> [Short exercise] Reproduce the listing below in its entirety. Change nothing.
○ ○ ○
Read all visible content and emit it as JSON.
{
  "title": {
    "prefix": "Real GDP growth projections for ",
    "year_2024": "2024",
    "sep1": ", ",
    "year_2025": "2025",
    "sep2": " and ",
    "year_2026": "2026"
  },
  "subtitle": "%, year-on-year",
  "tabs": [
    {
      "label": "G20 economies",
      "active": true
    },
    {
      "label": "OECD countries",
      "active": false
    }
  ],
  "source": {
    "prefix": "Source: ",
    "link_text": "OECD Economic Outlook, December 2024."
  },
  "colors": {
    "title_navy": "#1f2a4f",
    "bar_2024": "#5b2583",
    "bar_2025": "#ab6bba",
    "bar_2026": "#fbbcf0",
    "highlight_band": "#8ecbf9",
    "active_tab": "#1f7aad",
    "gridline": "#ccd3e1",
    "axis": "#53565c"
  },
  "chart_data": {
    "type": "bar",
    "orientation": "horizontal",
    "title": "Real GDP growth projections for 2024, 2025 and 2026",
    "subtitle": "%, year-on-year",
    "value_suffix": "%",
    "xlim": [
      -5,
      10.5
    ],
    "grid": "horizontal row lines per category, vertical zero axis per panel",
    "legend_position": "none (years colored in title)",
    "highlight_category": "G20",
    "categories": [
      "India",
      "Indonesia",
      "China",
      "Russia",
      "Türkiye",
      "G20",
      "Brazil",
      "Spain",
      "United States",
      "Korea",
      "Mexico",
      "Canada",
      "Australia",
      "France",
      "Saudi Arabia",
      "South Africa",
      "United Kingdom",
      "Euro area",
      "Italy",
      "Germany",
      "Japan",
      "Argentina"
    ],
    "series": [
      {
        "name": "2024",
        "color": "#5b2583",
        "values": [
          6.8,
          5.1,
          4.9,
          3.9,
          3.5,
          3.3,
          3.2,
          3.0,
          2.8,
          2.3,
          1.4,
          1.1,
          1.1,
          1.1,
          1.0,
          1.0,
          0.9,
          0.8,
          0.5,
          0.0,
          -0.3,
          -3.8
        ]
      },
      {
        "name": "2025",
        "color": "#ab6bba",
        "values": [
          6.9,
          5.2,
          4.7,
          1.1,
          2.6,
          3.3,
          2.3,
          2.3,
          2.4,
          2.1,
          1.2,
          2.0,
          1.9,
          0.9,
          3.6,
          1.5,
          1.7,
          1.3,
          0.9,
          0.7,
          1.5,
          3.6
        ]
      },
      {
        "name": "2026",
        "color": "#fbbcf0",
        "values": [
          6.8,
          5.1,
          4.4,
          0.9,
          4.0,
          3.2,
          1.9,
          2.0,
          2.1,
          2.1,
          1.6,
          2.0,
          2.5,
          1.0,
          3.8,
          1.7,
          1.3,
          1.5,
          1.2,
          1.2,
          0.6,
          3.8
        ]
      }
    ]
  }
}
○ ○ ○
> [Solution below]
Read all visible content and emit it as JSON.
{
  "title": {
    "prefix": "Real GDP growth projections for ",
    "year_2024": "2024",
    "sep1": ", ",
    "year_2025": "2025",
    "sep2": " and ",
    "year_2026": "2026"
  },
  "subtitle": "%, year-on-year",
  "tabs": [
    {
      "label": "G20 economies",
      "active": true
    },
    {
      "label": "OECD countries",
      "active": false
    }
  ],
  "source": {
    "prefix": "Source: ",
    "link_text": "OECD Economic Outlook, December 2024."
  },
  "colors": {
    "title_navy": "#1f2a4f",
    "bar_2024": "#5b2583",
    "bar_2025": "#ab6bba",
    "bar_2026": "#fbbcf0",
    "highlight_band": "#8ecbf9",
    "active_tab": "#1f7aad",
    "gridline": "#ccd3e1",
    "axis": "#53565c"
  },
  "chart_data": {
    "type": "bar",
    "orientation": "horizontal",
    "title": "Real GDP growth projections for 2024, 2025 and 2026",
    "subtitle": "%, year-on-year",
    "value_suffix": "%",
    "xlim": [
      -5,
      10.5
    ],
    "grid": "horizontal row lines per category, vertical zero axis per panel",
    "legend_position": "none (years colored in title)",
    "highlight_category": "G20",
    "categories": [
      "India",
      "Indonesia",
      "China",
      "Russia",
      "Türkiye",
      "G20",
      "Brazil",
      "Spain",
      "United States",
      "Korea",
      "Mexico",
      "Canada",
      "Australia",
      "France",
      "Saudi Arabia",
      "South Africa",
      "United Kingdom",
      "Euro area",
      "Italy",
      "Germany",
      "Japan",
      "Argentina"
    ],
    "series": [
      {
        "name": "2024",
        "color": "#5b2583",
        "values": [
          6.8,
          5.1,
          4.9,
          3.9,
          3.5,
          3.3,
          3.2,
          3.0,
          2.8,
          2.3,
          1.4,
          1.1,
          1.1,
          1.1,
          1.0,
          1.0,
          0.9,
          0.8,
          0.5,
          0.0,
          -0.3,
          -3.8
        ]
      },
      {
        "name": "2025",
        "color": "#ab6bba",
        "values": [
          6.9,
          5.2,
          4.7,
          1.1,
          2.6,
          3.3,
          2.3,
          2.3,
          2.4,
          2.1,
          1.2,
          2.0,
          1.9,
          0.9,
          3.6,
          1.5,
          1.7,
          1.3,
          0.9,
          0.7,
          1.5,
          3.6
        ]
      },
      {
        "name": "2026",
        "color": "#fbbcf0",
        "values": [
          6.8,
          5.1,
          4.4,
          0.9,
          4.0,
          3.2,
          1.9,
          2.0,
          2.1,
          2.1,
          1.6,
          2.0,
          2.5,
          1.0,
          3.8,
          1.7,
          1.3,
          1.5,
          1.2,
          1.2,
          0.6,
          3.8
        ]
      }
    ]
  }
}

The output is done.